**TASK OBJECTIVE**
Copy out every line exactly as given.

___

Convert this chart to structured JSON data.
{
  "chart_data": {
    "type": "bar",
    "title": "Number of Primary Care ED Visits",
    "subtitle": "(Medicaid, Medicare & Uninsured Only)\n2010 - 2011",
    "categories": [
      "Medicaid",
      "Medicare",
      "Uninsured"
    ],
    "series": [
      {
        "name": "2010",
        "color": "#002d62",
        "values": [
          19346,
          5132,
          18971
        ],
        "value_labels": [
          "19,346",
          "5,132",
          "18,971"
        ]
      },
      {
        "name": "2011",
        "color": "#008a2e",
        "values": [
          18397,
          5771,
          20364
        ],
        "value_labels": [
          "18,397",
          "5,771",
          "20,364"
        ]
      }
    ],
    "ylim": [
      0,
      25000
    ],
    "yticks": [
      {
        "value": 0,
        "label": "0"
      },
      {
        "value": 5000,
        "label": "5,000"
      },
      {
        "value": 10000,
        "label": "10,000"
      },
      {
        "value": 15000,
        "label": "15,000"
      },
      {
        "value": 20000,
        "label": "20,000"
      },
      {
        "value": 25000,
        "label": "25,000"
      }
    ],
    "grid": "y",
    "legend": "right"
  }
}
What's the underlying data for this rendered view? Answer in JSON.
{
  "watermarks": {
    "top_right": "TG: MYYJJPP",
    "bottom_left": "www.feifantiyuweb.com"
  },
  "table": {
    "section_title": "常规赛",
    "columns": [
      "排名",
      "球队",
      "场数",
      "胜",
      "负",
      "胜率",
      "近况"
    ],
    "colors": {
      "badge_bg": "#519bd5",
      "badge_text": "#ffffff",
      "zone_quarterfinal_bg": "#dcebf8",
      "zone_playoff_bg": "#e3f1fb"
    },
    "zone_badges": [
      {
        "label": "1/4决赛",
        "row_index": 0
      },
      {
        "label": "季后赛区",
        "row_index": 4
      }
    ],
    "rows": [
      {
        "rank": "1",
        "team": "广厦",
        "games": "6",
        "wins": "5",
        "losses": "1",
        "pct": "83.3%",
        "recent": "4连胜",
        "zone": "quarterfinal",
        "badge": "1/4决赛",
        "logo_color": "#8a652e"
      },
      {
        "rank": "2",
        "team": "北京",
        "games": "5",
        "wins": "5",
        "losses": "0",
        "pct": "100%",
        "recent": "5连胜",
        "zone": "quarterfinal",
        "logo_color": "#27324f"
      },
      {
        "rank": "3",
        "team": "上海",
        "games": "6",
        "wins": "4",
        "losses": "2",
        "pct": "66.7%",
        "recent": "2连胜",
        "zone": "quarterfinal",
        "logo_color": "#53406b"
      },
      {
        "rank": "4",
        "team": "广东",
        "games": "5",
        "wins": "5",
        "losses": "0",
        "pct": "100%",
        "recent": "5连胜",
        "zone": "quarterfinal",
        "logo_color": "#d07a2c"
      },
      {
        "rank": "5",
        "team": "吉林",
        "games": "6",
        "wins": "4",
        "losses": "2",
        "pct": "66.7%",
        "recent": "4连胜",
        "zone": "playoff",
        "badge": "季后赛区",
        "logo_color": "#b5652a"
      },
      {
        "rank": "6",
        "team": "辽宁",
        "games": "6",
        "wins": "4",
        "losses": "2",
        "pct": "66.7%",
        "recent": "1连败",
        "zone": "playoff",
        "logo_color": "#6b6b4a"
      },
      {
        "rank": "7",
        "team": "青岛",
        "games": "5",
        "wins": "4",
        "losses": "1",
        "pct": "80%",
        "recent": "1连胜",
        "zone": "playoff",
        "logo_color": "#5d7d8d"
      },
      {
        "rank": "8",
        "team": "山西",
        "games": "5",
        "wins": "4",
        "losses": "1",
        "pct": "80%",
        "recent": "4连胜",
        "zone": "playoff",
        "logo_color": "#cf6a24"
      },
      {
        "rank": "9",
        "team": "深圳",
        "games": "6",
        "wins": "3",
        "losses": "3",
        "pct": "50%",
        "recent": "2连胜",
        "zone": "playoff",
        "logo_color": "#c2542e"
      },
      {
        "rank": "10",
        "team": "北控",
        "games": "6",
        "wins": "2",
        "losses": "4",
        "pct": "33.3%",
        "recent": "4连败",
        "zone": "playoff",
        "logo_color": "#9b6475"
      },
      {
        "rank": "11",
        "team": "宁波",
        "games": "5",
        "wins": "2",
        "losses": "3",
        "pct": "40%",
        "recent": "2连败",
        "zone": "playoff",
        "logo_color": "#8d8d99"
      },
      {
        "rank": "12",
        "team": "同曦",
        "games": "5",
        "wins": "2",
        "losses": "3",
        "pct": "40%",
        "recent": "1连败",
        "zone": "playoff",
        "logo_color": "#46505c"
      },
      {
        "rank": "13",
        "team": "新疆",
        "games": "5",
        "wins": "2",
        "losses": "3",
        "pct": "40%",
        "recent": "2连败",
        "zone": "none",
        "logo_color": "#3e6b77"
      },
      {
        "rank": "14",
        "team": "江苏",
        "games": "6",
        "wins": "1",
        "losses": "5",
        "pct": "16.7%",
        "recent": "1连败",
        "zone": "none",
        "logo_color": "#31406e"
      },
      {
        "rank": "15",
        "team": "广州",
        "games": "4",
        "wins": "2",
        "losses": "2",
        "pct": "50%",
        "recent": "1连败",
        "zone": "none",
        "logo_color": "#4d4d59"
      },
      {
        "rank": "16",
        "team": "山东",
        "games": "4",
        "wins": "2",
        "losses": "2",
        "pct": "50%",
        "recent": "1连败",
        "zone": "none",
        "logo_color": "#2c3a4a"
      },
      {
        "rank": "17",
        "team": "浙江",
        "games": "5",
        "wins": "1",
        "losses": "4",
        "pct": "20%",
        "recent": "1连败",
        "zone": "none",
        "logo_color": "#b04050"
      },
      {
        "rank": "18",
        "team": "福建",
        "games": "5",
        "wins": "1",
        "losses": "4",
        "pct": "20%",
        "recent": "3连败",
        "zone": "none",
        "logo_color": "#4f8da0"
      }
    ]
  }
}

___

**TASK RESPONSE**
Convert this chart to structured JSON data.
{
  "chart_data": {
    "type": "bar",
    "title": "Number of Primary Care ED Visits",
    "subtitle": "(Medicaid, Medicare & Uninsured Only)\n2010 - 2011",
    "categories": [
      "Medicaid",
      "Medicare",
      "Uninsured"
    ],
    "series": [
      {
        "name": "2010",
        "color": "#002d62",
        "values": [
          19346,
          5132,
          18971
        ],
        "value_labels": [
          "19,346",
          "5,132",
          "18,971"
        ]
      },
      {
        "name": "2011",
        "color": "#008a2e",
        "values": [
          18397,
          5771,
          20364
        ],
        "value_labels": [
          "18,397",
          "5,771",
          "20,364"
        ]
      }
    ],
    "ylim": [
      0,
      25000
    ],
    "yticks": [
      {
        "value": 0,
        "label": "0"
      },
      {
        "value": 5000,
        "label": "5,000"
      },
      {
        "value": 10000,
        "label": "10,000"
      },
      {
        "value": 15000,
        "label": "15,000"
      },
      {
        "value": 20000,
        "label": "20,000"
      },
      {
        "value": 25000,
        "label": "25,000"
      }
    ],
    "grid": "y",
    "legend": "right"
  }
}
What's the underlying data for this rendered view? Answer in JSON.
{
  "watermarks": {
    "top_right": "TG: MYYJJPP",
    "bottom_left": "www.feifantiyuweb.com"
  },
  "table": {
    "section_title": "常规赛",
    "columns": [
      "排名",
      "球队",
      "场数",
      "胜",
      "负",
      "胜率",
      "近况"
    ],
    "colors": {
      "badge_bg": "#519bd5",
      "badge_text": "#ffffff",
      "zone_quarterfinal_bg": "#dcebf8",
      "zone_playoff_bg": "#e3f1fb"
    },
    "zone_badges": [
      {
        "label": "1/4决赛",
        "row_index": 0
      },
      {
        "label": "季后赛区",
        "row_index": 4
      }
    ],
    "rows": [
      {
        "rank": "1",
        "team": "广厦",
        "games": "6",
        "wins": "5",
        "losses": "1",
        "pct": "83.3%",
        "recent": "4连胜",
        "zone": "quarterfinal",
        "badge": "1/4决赛",
        "logo_color": "#8a652e"
      },
      {
        "rank": "2",
        "team": "北京",
        "games": "5",
        "wins": "5",
        "losses": "0",
        "pct": "100%",
        "recent": "5连胜",
        "zone": "quarterfinal",
        "logo_color": "#27324f"
      },
      {
        "rank": "3",
        "team": "上海",
        "games": "6",
        "wins": "4",
        "losses": "2",
        "pct": "66.7%",
        "recent": "2连胜",
        "zone": "quarterfinal",
        "logo_color": "#53406b"
      },
      {
        "rank": "4",
        "team": "广东",
        "games": "5",
        "wins": "5",
        "losses": "0",
        "pct": "100%",
        "recent": "5连胜",
        "zone": "quarterfinal",
        "logo_color": "#d07a2c"
      },
      {
        "rank": "5",
        "team": "吉林",
        "games": "6",
        "wins": "4",
        "losses": "2",
        "pct": "66.7%",
        "recent": "4连胜",
        "zone": "playoff",
        "badge": "季后赛区",
        "logo_color": "#b5652a"
      },
      {
        "rank": "6",
        "team": "辽宁",
        "games": "6",
        "wins": "4",
        "losses": "2",
        "pct": "66.7%",
        "recent": "1连败",
        "zone": "playoff",
        "logo_color": "#6b6b4a"
      },
      {
        "rank": "7",
        "team": "青岛",
        "games": "5",
        "wins": "4",
        "losses": "1",
        "pct": "80%",
        "recent": "1连胜",
        "zone": "playoff",
        "logo_color": "#5d7d8d"
      },
      {
        "rank": "8",
        "team": "山西",
        "games": "5",
        "wins": "4",
        "losses": "1",
        "pct": "80%",
        "recent": "4连胜",
        "zone": "playoff",
        "logo_color": "#cf6a24"
      },
      {
        "rank": "9",
        "team": "深圳",
        "games": "6",
        "wins": "3",
        "losses": "3",
        "pct": "50%",
        "recent": "2连胜",
        "zone": "playoff",
        "logo_color": "#c2542e"
      },
      {
        "rank": "10",
        "team": "北控",
        "games": "6",
        "wins": "2",
        "losses": "4",
        "pct": "33.3%",
        "recent": "4连败",
        "zone": "playoff",
        "logo_color": "#9b6475"
      },
      {
        "rank": "11",
        "team": "宁波",
        "games": "5",
        "wins": "2",
        "losses": "3",
        "pct": "40%",
        "recent": "2连败",
        "zone": "playoff",
        "logo_color": "#8d8d99"
      },
      {
        "rank": "12",
        "team": "同曦",
        "games": "5",
        "wins": "2",
        "losses": "3",
        "pct": "40%",
        "recent": "1连败",
        "zone": "playoff",
        "logo_color": "#46505c"
      },
      {
        "rank": "13",
        "team": "新疆",
        "games": "5",
        "wins": "2",
        "losses": "3",
        "pct": "40%",
        "recent": "2连败",
        "zone": "none",
        "logo_color": "#3e6b77"
      },
      {
        "rank": "14",
        "team": "江苏",
        "games": "6",
        "wins": "1",
        "losses": "5",
        "pct": "16.7%",
        "recent": "1连败",
        "zone": "none",
        "logo_color": "#31406e"
      },
      {
        "rank": "15",
        "team": "广州",
        "games": "4",
        "wins": "2",
        "losses": "2",
        "pct": "50%",
        "recent": "1连败",
        "zone": "none",
        "logo_color": "#4d4d59"
      },
      {
        "rank": "16",
        "team": "山东",
        "games": "4",
        "wins": "2",
        "losses": "2",
        "pct": "50%",
        "recent": "1连败",
        "zone": "none",
        "logo_color": "#2c3a4a"
      },
      {
        "rank": "17",
        "team": "浙江",
        "games": "5",
        "wins": "1",
        "losses": "4",
        "pct": "20%",
        "recent": "1连败",
        "zone": "none",
        "logo_color": "#b04050"
      },
      {
        "rank": "18",
        "team": "福建",
        "games": "5",
        "wins": "1",
        "losses": "4",
        "pct": "20%",
        "recent": "3连败",
        "zone": "none",
        "logo_color": "#4f8da0"
      }
    ]
  }
}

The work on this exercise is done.